--- start of Given data ---
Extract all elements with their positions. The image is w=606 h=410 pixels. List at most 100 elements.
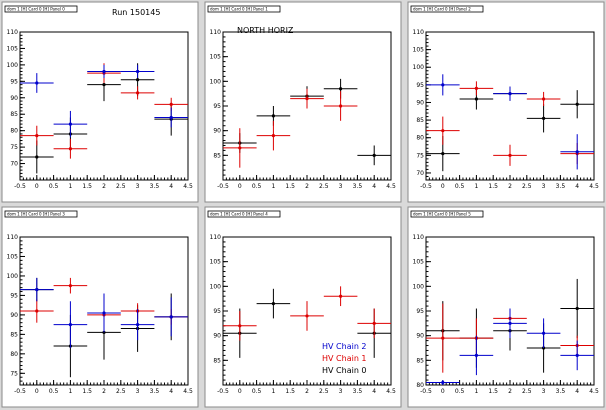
y-tick-label: 90 (213, 333, 221, 340)
legend-entry: HV Chain 0 (322, 366, 367, 375)
x-tick-label: 1.5 (285, 388, 295, 395)
chart-pad-2: dom 1 [H] Card 0 [H] Panel 1 -0.5 0 0.5 1 1.5… (204, 1, 402, 203)
data-point (169, 102, 173, 106)
data-point (542, 331, 546, 335)
data-point (136, 78, 140, 82)
x-tick-label: 1 (271, 183, 275, 190)
y-tick-label: 95 (10, 78, 18, 85)
x-tick-label: 4 (372, 388, 376, 395)
y-tick-label: 90 (213, 128, 221, 135)
x-tick-label: -0.5 (217, 183, 229, 190)
data-point (441, 129, 445, 133)
data-point (238, 324, 242, 328)
x-tick-label: 2.5 (522, 388, 532, 395)
x-tick-label: 0 (35, 183, 39, 190)
y-tick-label: 95 (10, 292, 18, 299)
data-point (542, 97, 546, 101)
y-tick-label: 110 (413, 234, 425, 241)
x-tick-label: 2 (305, 183, 309, 190)
series-1 (223, 88, 358, 168)
x-tick-label: 3 (136, 183, 140, 190)
y-tick-label: 100 (413, 283, 425, 290)
x-tick-label: 3.5 (556, 183, 566, 190)
x-tick-label: 3 (542, 183, 546, 190)
data-point (575, 102, 579, 106)
x-tick-label: -0.5 (217, 388, 229, 395)
pad-title: dom 1 [H] Card 0 [H] Panel 4 (210, 212, 268, 217)
data-point (68, 323, 72, 327)
pad-background (204, 1, 402, 203)
x-tick-label: -0.5 (420, 183, 432, 190)
y-tick-label: 110 (413, 29, 425, 36)
data-point (339, 87, 343, 91)
y-tick-label: 105 (413, 47, 425, 54)
y-tick-label: 80 (10, 351, 18, 358)
y-tick-label: 100 (210, 78, 222, 85)
x-tick-label: 4 (372, 183, 376, 190)
data-point (35, 155, 39, 159)
y-tick-label: 100 (210, 283, 222, 290)
data-point (169, 315, 173, 319)
x-tick-label: 2.5 (319, 388, 329, 395)
x-tick-label: 3.5 (556, 388, 566, 395)
y-tick-label: 80 (10, 128, 18, 135)
pad-background (1, 206, 199, 408)
x-tick-label: 2 (305, 388, 309, 395)
x-tick-label: 4.5 (589, 388, 599, 395)
y-tick-label: 100 (7, 62, 19, 69)
legend: HV Chain 2 HV Chain 1 HV Chain 0 (322, 342, 367, 375)
data-point (339, 104, 343, 108)
y-tick-label: 105 (413, 259, 425, 266)
y-tick-label: 95 (213, 103, 221, 110)
pad-title: dom 1 [H] Card 0 [H] Panel 1 (210, 7, 268, 12)
data-point (305, 97, 309, 101)
y-tick-label: 110 (7, 29, 19, 36)
y-tick-label: 75 (416, 152, 424, 159)
data-point (372, 153, 376, 157)
x-tick-label: -0.5 (420, 388, 432, 395)
data-point (508, 92, 512, 96)
series-1 (223, 286, 391, 341)
x-tick-label: 4.5 (386, 388, 396, 395)
y-tick-label: 85 (416, 117, 424, 124)
data-point (169, 115, 173, 120)
x-tick-label: 0.5 (455, 388, 465, 395)
pad-title-box (4, 5, 78, 13)
data-point (339, 294, 343, 298)
y-tick-label: 70 (416, 170, 424, 177)
x-tick-label: 1.5 (488, 183, 498, 190)
y-tick-label: 90 (10, 312, 18, 319)
data-point (35, 287, 39, 292)
x-tick-label: 4.5 (183, 183, 193, 190)
series-2 (426, 74, 594, 170)
chart-pad-3: dom 1 [H] Card 0 [H] Panel 2 -0.5 0 0.5 1 1.5… (407, 1, 605, 203)
x-tick-label: 3.5 (353, 388, 363, 395)
pad-background (204, 206, 402, 408)
data-point (102, 83, 106, 87)
data-point (474, 86, 478, 90)
y-tick-label: 105 (7, 253, 19, 260)
data-point (372, 321, 376, 325)
x-tick-label: 0.5 (252, 183, 262, 190)
x-tick-label: 4 (169, 183, 173, 190)
y-tick-label: 100 (413, 64, 425, 71)
x-tick-label: 4 (575, 183, 579, 190)
x-tick-label: 0 (238, 183, 242, 190)
y-tick-label: 105 (7, 45, 19, 52)
y-tick-label: 85 (416, 357, 424, 364)
data-point (136, 91, 140, 95)
x-tick-label: 3.5 (150, 388, 160, 395)
y-tick-label: 110 (7, 234, 19, 241)
data-point (35, 134, 39, 138)
data-point (305, 314, 309, 318)
series-2 (426, 308, 594, 385)
y-tick-label: 85 (213, 357, 221, 364)
x-tick-label: 2 (102, 183, 106, 190)
data-point (441, 336, 445, 340)
x-tick-label: 3 (339, 388, 343, 395)
data-point (271, 302, 275, 306)
x-tick-label: 1.5 (82, 183, 92, 190)
x-tick-label: 4.5 (386, 183, 396, 190)
y-tick-label: 95 (416, 82, 424, 89)
y-tick-label: 70 (10, 161, 18, 168)
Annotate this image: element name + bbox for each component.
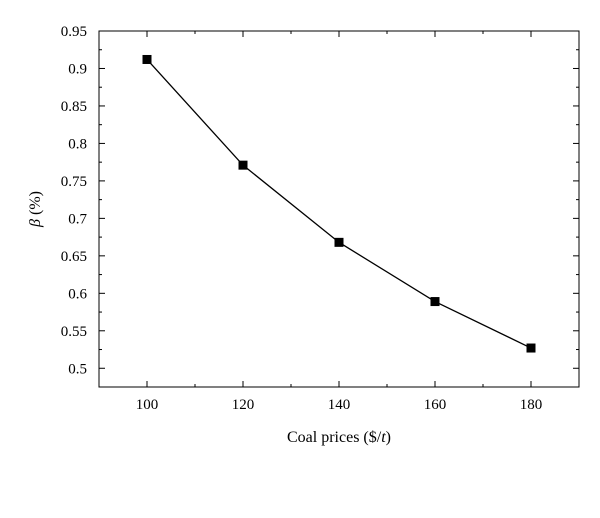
x-tick-label: 120 — [232, 397, 255, 413]
data-point — [142, 54, 152, 64]
data-point — [238, 160, 248, 170]
data-point — [526, 343, 536, 353]
y-tick-label: 0.55 — [61, 324, 87, 340]
y-tick-label: 0.7 — [68, 211, 87, 227]
series-line — [146, 59, 532, 349]
x-tick-label: 180 — [520, 397, 543, 413]
y-tick-label: 0.6 — [68, 286, 87, 302]
x-tick-label: 160 — [424, 397, 447, 413]
y-tick-label: 0.75 — [61, 174, 87, 190]
y-tick-label: 0.5 — [68, 361, 87, 377]
series — [142, 54, 536, 353]
y-tick-label: 0.65 — [61, 249, 87, 265]
x-tick-label: 140 — [328, 397, 351, 413]
y-axis-title: β (%) — [27, 191, 44, 228]
y-tick-label: 0.85 — [61, 99, 87, 115]
y-tick-label: 0.9 — [68, 61, 87, 77]
x-axis: 100 120 140 160 180 — [98, 31, 580, 413]
y-tick-label: 0.8 — [68, 136, 87, 152]
plot-area — [98, 30, 580, 388]
data-point — [334, 237, 344, 247]
x-axis-title: Coal prices ($/t) — [287, 429, 391, 446]
y-tick-label: 0.95 — [61, 24, 87, 40]
y-axis: 0.5 0.55 0.6 0.65 0.7 0.75 0.8 0.85 0.9 0.95 — [61, 24, 579, 388]
data-point — [430, 297, 440, 307]
x-tick-label: 100 — [136, 397, 159, 413]
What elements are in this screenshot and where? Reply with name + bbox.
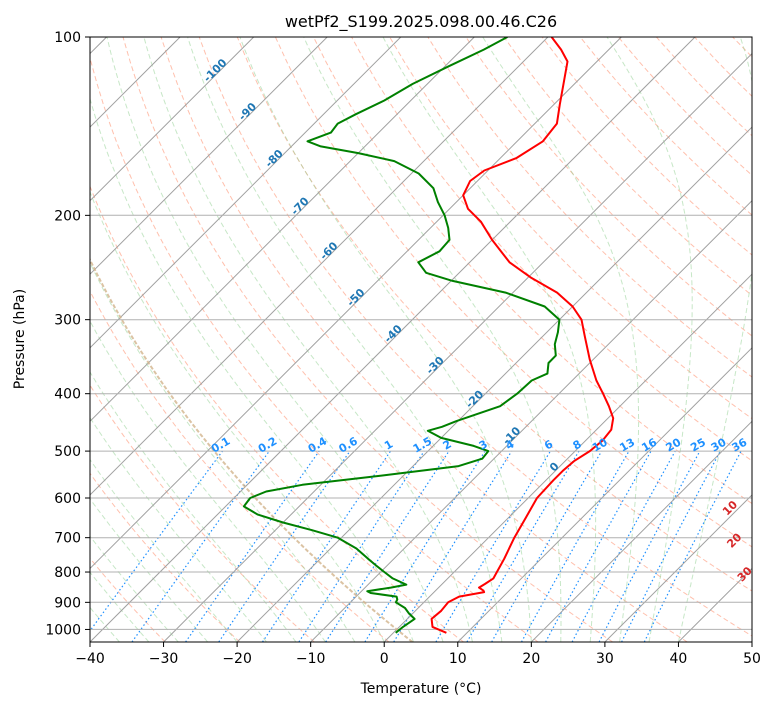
--- end of Given data ---
- _What you have to do_
Copy all the records above line for line, without any changes, and leave out the pictures.

- _Exercise answer_
Extract all elements with their positions. The image is w=606 h=410 pixels. List at most 100 elements.
y-tick-label: 90 (213, 333, 221, 340)
legend-entry: HV Chain 0 (322, 366, 367, 375)
x-tick-label: 1.5 (285, 388, 295, 395)
chart-pad-2: dom 1 [H] Card 0 [H] Panel 1 -0.5 0 0.5 1 1.5… (204, 1, 402, 203)
data-point (169, 102, 173, 106)
data-point (542, 331, 546, 335)
data-point (136, 78, 140, 82)
x-tick-label: 1 (271, 183, 275, 190)
y-tick-label: 95 (10, 78, 18, 85)
x-tick-label: 4 (372, 388, 376, 395)
y-tick-label: 90 (213, 128, 221, 135)
x-tick-label: -0.5 (217, 183, 229, 190)
data-point (441, 129, 445, 133)
data-point (238, 324, 242, 328)
x-tick-label: 2.5 (522, 388, 532, 395)
x-tick-label: 0 (35, 183, 39, 190)
y-tick-label: 95 (10, 292, 18, 299)
data-point (542, 97, 546, 101)
y-tick-label: 110 (413, 234, 425, 241)
x-tick-label: 2 (305, 183, 309, 190)
series-1 (223, 88, 358, 168)
x-tick-label: 3 (136, 183, 140, 190)
y-tick-label: 100 (413, 283, 425, 290)
x-tick-label: 3.5 (556, 183, 566, 190)
x-tick-label: 3 (542, 183, 546, 190)
data-point (575, 102, 579, 106)
x-tick-label: -0.5 (217, 388, 229, 395)
pad-title: dom 1 [H] Card 0 [H] Panel 4 (210, 212, 268, 217)
data-point (68, 323, 72, 327)
pad-background (204, 1, 402, 203)
x-tick-label: -0.5 (420, 183, 432, 190)
y-tick-label: 110 (413, 29, 425, 36)
data-point (339, 87, 343, 91)
y-tick-label: 105 (413, 47, 425, 54)
y-tick-label: 80 (10, 351, 18, 358)
y-tick-label: 100 (210, 78, 222, 85)
x-tick-label: 4 (372, 183, 376, 190)
data-point (35, 155, 39, 159)
y-tick-label: 100 (210, 283, 222, 290)
data-point (169, 315, 173, 319)
x-tick-label: 2.5 (319, 388, 329, 395)
x-tick-label: 3.5 (556, 388, 566, 395)
y-tick-label: 80 (10, 128, 18, 135)
pad-background (1, 206, 199, 408)
x-tick-label: 2 (305, 388, 309, 395)
x-tick-label: 4.5 (589, 388, 599, 395)
y-tick-label: 100 (7, 62, 19, 69)
legend: HV Chain 2 HV Chain 1 HV Chain 0 (322, 342, 367, 375)
data-point (339, 104, 343, 108)
y-tick-label: 105 (413, 259, 425, 266)
y-tick-label: 95 (213, 103, 221, 110)
pad-title: dom 1 [H] Card 0 [H] Panel 1 (210, 7, 268, 12)
data-point (305, 97, 309, 101)
y-tick-label: 110 (7, 29, 19, 36)
y-tick-label: 75 (416, 152, 424, 159)
data-point (372, 153, 376, 157)
x-tick-label: -0.5 (420, 388, 432, 395)
data-point (508, 92, 512, 96)
series-1 (223, 286, 391, 341)
x-tick-label: 4.5 (386, 388, 396, 395)
y-tick-label: 85 (416, 117, 424, 124)
data-point (169, 115, 173, 120)
x-tick-label: 0.5 (455, 388, 465, 395)
pad-title-box (4, 5, 78, 13)
data-point (339, 294, 343, 298)
y-tick-label: 70 (416, 170, 424, 177)
x-tick-label: 1.5 (488, 183, 498, 190)
y-tick-label: 90 (10, 312, 18, 319)
data-point (35, 287, 39, 292)
x-tick-label: 4.5 (183, 183, 193, 190)
series-2 (426, 74, 594, 170)
chart-pad-3: dom 1 [H] Card 0 [H] Panel 2 -0.5 0 0.5 1 1.5… (407, 1, 605, 203)
x-tick-label: 3.5 (353, 388, 363, 395)
pad-background (204, 206, 402, 408)
data-point (102, 83, 106, 87)
data-point (474, 86, 478, 90)
y-tick-label: 105 (7, 253, 19, 260)
data-point (372, 321, 376, 325)
x-tick-label: 0.5 (252, 183, 262, 190)
x-tick-label: 4 (169, 183, 173, 190)
y-tick-label: 100 (413, 64, 425, 71)
x-tick-label: 4 (575, 183, 579, 190)
x-tick-label: 0 (238, 183, 242, 190)
y-tick-label: 105 (7, 45, 19, 52)
y-tick-label: 85 (416, 357, 424, 364)
data-point (136, 91, 140, 95)
x-tick-label: 3.5 (150, 388, 160, 395)
y-tick-label: 110 (7, 234, 19, 241)
data-point (35, 134, 39, 138)
data-point (305, 314, 309, 318)
series-2 (426, 308, 594, 385)
y-tick-label: 85 (213, 357, 221, 364)
x-tick-label: 2 (102, 183, 106, 190)
data-point (441, 336, 445, 340)
x-tick-label: 3 (339, 388, 343, 395)
data-point (271, 302, 275, 306)
x-tick-label: 1.5 (82, 183, 92, 190)
x-tick-label: 4.5 (386, 183, 396, 190)
y-tick-label: 95 (416, 82, 424, 89)
y-tick-label: 70 (10, 161, 18, 168)
Annotate this image: element name + bbox for each component.
x-tick-label: 120 — [232, 397, 255, 413]
data-point — [142, 54, 152, 64]
data-point — [238, 160, 248, 170]
data-point — [526, 343, 536, 353]
y-tick-label: 0.55 — [61, 324, 87, 340]
y-tick-label: 0.7 — [68, 211, 87, 227]
series-line — [146, 59, 532, 349]
x-tick-label: 180 — [520, 397, 543, 413]
y-tick-label: 0.6 — [68, 286, 87, 302]
x-tick-label: 160 — [424, 397, 447, 413]
y-tick-label: 0.75 — [61, 174, 87, 190]
y-tick-label: 0.5 — [68, 361, 87, 377]
series — [142, 54, 536, 353]
y-tick-label: 0.65 — [61, 249, 87, 265]
x-tick-label: 140 — [328, 397, 351, 413]
y-axis-title: β (%) — [27, 191, 44, 228]
y-tick-label: 0.85 — [61, 99, 87, 115]
y-tick-label: 0.9 — [68, 61, 87, 77]
x-axis: 100 120 140 160 180 — [98, 31, 580, 413]
y-tick-label: 0.8 — [68, 136, 87, 152]
plot-area — [98, 30, 580, 388]
data-point — [334, 237, 344, 247]
x-axis-title: Coal prices ($/t) — [287, 429, 391, 446]
y-tick-label: 0.95 — [61, 24, 87, 40]
y-axis: 0.5 0.55 0.6 0.65 0.7 0.75 0.8 0.85 0.9 0.95 — [61, 24, 579, 388]
data-point — [430, 297, 440, 307]
x-tick-label: 100 — [136, 397, 159, 413]
What elements are in this screenshot and where? Reply with name + bbox.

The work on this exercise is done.